1. Let’s take gold first. I think it will drop in 2009. A $600-an-ounce price for the close of the year looks right to me. I simply do not see how gold can hold up with housing down, oil down and other metals down. Sooner or later gold will rejoin the pack.

2. With the turn lower for gold, the incredible demand for gold bullion coins will dry up and blow away. By the end of the year a lot of buyers are going to be wondering what they were thinking and the U.S. Mint will be wondering what to do with all the extra coin blanks.

3. Silver will follow gold lower. It might get back to $5 an ounce, though for the end of the year $6 looks like the right number to me.

4. With metals down, the U.S. dollar will go up. We just might see parity with the euro this year. The euro is currently $1.34. I will call it $1 even by the end of the year. The 16 euro countries are not immune to the present recession.

5. As a generalization, coin prices will be down this year. Collectors can buck outside economic trends for a while, but history shows that this ability lasts only about a year. The economy went into recession a year ago.

6. Bullion coins won’t be the only ones to see declines at the U.S. Mint. Presidential dollar mintage totals will fall to little more than collector-only totals by the fourth issue of 2009.

7. The U.S. Mint with fewer coins to produce will have to adjust the work hours, or number of employees to match the reduced demand for coins.

8. Not all is gloom. Collectors will get even more excited about Lincoln cents and this part of the hobby will run counter to the weakness in other areas. Many hobbyists started with Lincolns as I did and this bicentennial year of Lincoln’s birth will be the opportunity to get back in touch with our roots.

INFORMATION SUPPLIED

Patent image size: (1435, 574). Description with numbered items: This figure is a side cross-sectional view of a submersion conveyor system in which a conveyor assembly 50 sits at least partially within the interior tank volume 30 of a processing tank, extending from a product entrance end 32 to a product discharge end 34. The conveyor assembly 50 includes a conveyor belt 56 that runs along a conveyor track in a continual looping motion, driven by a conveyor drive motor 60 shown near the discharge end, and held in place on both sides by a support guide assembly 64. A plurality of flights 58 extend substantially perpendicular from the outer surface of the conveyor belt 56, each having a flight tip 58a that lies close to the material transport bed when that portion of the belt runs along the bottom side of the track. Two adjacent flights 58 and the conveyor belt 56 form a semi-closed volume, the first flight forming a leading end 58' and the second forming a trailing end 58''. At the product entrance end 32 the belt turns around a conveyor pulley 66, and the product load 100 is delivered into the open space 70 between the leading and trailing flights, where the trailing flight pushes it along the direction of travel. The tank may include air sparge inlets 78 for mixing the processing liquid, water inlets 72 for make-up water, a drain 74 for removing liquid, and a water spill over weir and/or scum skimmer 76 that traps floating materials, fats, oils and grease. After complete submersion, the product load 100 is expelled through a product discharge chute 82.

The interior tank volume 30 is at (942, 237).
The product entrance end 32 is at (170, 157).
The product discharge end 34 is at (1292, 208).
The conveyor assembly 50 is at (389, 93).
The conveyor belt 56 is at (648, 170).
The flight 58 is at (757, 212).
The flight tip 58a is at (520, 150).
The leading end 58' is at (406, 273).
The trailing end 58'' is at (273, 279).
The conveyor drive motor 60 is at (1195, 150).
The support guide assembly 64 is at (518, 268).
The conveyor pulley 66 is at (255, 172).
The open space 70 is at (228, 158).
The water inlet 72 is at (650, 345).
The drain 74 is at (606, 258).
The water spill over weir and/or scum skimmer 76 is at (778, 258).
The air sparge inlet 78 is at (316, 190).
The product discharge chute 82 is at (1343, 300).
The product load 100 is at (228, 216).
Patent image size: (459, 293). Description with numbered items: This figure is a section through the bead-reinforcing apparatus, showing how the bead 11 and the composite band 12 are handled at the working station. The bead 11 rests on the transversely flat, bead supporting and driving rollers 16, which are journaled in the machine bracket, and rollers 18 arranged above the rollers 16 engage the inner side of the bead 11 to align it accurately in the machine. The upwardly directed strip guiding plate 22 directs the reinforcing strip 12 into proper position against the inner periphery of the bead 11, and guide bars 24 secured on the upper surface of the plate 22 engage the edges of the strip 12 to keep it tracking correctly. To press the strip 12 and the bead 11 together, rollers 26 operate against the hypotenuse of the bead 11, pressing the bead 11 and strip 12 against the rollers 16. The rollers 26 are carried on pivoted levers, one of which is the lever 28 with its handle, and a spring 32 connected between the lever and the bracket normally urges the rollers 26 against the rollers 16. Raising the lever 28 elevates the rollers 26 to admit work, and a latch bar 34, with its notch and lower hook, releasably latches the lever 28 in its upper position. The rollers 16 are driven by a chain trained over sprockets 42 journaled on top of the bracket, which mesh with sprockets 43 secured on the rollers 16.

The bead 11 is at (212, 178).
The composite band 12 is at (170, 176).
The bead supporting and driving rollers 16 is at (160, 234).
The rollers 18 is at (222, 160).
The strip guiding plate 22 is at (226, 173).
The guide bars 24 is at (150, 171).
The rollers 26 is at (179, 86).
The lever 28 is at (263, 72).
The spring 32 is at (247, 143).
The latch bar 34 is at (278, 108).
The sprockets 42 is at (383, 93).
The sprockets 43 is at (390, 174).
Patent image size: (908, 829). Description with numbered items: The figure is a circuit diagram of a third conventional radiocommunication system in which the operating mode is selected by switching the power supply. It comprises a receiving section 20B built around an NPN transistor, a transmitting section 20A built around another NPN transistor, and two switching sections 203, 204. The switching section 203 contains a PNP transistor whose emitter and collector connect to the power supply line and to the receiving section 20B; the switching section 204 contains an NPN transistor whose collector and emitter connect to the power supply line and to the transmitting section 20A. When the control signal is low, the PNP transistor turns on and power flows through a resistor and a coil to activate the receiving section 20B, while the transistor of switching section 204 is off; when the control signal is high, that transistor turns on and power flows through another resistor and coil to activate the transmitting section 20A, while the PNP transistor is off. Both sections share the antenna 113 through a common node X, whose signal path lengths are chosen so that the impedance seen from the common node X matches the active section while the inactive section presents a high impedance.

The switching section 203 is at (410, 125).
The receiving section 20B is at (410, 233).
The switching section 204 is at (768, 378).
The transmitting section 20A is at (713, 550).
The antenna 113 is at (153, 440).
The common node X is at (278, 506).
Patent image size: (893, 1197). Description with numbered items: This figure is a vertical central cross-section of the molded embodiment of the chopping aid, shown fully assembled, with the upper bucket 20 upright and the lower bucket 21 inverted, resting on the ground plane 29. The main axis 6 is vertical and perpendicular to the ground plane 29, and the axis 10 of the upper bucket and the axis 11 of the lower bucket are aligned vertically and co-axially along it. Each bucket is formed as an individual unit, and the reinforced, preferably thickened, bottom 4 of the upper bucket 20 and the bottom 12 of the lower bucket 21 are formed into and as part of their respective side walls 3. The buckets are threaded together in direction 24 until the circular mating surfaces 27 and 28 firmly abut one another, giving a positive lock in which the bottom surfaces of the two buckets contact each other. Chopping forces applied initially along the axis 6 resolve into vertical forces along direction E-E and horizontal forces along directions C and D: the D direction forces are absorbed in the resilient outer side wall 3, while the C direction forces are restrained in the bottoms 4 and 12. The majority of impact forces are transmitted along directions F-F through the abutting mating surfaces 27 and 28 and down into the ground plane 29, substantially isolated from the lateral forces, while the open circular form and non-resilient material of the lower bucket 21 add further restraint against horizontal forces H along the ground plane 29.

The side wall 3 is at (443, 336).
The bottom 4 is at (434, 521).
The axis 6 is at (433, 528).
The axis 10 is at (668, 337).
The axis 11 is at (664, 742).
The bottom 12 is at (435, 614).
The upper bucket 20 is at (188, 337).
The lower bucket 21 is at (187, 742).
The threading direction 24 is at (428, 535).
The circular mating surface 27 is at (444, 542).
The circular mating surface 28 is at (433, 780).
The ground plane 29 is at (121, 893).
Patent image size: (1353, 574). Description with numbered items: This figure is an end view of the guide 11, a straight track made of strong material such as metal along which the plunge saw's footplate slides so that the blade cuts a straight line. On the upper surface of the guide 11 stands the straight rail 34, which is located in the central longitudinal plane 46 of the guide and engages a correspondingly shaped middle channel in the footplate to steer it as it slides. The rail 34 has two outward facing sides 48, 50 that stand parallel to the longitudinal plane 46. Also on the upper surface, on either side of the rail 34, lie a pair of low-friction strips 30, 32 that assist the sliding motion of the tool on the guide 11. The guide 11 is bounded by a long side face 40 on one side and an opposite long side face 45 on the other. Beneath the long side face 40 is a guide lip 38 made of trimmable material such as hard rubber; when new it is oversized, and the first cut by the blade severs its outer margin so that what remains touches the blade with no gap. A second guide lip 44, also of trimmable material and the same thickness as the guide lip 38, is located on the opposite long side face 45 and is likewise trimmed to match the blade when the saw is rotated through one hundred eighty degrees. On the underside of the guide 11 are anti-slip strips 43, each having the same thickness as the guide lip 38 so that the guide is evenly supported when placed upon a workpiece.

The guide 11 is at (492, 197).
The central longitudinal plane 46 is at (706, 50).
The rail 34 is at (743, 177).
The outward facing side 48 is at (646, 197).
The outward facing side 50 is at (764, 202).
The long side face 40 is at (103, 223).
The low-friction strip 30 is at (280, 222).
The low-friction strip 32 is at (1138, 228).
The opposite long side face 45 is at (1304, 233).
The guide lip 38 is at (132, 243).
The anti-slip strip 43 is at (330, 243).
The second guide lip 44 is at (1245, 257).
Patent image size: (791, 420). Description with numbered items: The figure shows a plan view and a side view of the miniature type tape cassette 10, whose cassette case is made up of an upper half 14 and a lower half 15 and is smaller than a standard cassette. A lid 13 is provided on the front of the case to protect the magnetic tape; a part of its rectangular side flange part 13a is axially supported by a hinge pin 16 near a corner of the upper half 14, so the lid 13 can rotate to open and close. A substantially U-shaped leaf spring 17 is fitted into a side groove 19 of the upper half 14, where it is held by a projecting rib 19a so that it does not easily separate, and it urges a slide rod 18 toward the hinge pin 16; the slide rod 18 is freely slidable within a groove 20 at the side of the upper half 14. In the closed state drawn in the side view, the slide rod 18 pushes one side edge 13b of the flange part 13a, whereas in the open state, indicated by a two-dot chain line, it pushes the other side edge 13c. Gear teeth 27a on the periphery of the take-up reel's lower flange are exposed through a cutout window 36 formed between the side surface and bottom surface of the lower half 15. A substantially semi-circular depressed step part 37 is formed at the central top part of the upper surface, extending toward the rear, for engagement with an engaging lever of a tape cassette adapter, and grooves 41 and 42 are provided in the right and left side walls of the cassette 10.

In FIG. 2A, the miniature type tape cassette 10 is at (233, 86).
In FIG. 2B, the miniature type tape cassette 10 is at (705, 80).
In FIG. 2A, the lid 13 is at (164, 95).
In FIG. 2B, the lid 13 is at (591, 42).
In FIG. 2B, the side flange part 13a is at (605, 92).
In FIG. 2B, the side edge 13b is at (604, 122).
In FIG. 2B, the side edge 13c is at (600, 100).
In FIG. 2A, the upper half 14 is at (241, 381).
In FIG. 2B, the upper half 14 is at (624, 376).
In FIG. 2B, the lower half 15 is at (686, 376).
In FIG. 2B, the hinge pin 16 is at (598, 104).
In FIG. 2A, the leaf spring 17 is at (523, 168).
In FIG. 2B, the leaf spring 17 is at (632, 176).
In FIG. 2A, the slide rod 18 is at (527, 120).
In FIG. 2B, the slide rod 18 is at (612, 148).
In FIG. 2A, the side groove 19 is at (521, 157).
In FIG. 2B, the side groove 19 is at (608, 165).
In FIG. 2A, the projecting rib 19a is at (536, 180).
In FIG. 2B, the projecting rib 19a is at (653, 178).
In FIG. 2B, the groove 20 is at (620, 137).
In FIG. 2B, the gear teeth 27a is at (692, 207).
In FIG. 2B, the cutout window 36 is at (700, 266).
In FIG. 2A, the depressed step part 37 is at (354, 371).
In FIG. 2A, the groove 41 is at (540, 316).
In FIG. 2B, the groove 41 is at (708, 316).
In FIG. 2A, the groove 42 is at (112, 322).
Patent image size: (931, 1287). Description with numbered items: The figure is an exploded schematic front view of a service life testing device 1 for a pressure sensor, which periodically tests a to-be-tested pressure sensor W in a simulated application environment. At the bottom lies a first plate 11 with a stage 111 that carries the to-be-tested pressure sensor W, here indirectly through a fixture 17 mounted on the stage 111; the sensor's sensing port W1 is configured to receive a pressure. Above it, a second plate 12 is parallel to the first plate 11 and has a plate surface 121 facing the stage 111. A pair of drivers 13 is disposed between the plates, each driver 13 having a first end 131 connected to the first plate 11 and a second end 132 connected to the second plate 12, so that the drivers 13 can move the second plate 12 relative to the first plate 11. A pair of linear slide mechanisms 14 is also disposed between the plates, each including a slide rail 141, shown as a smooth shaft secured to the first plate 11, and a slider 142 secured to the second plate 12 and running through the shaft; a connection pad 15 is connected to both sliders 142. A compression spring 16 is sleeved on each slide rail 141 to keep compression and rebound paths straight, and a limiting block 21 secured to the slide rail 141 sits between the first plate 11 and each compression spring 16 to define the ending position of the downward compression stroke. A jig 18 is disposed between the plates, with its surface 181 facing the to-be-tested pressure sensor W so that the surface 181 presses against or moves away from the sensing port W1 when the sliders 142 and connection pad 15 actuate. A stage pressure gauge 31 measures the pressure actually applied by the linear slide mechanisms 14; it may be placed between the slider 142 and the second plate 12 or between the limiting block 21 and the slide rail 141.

GOALS
(1) Repeat the stretch of the 2009 coin and metals forecast from "4. With metals" through "demand for coins.", word for word.
(2) Go on with the 2009 coin and metals forecast, starting right after its last sentence.

ANSWER SET
(1)
4. With metals down, the U.S. dollar will go up. We just might see parity with the euro this year. The euro is currently $1.34. I will call it $1 even by the end of the year. The 16 euro countries are not immune to the present recession.

5. As a generalization, coin prices will be down this year. Collectors can buck outside economic trends for a while, but history shows that this ability lasts only about a year. The economy went into recession a year ago.

6. Bullion coins won’t be the only ones to see declines at the U.S. Mint. Presidential dollar mintage totals will fall to little more than collector-only totals by the fourth issue of 2009.

7. The U.S. Mint with fewer coins to produce will have to adjust the work hours, or number of employees to match the reduced demand for coins.

(2)
9. The American Numismatic Association can’t catch a break. A dues increase will  likely  be built into the budget that starts April 1.

10. The dues hike won’t be enough for the ANA budget. With the costs of the lawsuits draining the ANA endowment and no help coming from rising stock prices, the ANA board will have no choice but to lay off staff.

Have I gone off the end of the gloom meter? You might think so. I am naturally an optimist. I look always for the best outcome.

What I do know is that the hobby will continue to thrive over the long term. Any pullbacks in prices, or activity simply provides opportunities for astute collectors to get good buys or to stake out new areas to work in. Baby Boomers are at the peak of their coin collecting years and there are enough of us to keep it going for another decade.

Also, what better time is there to look through change for interesting coins? It costs nothing and like a lottery, you might find something worth a little money.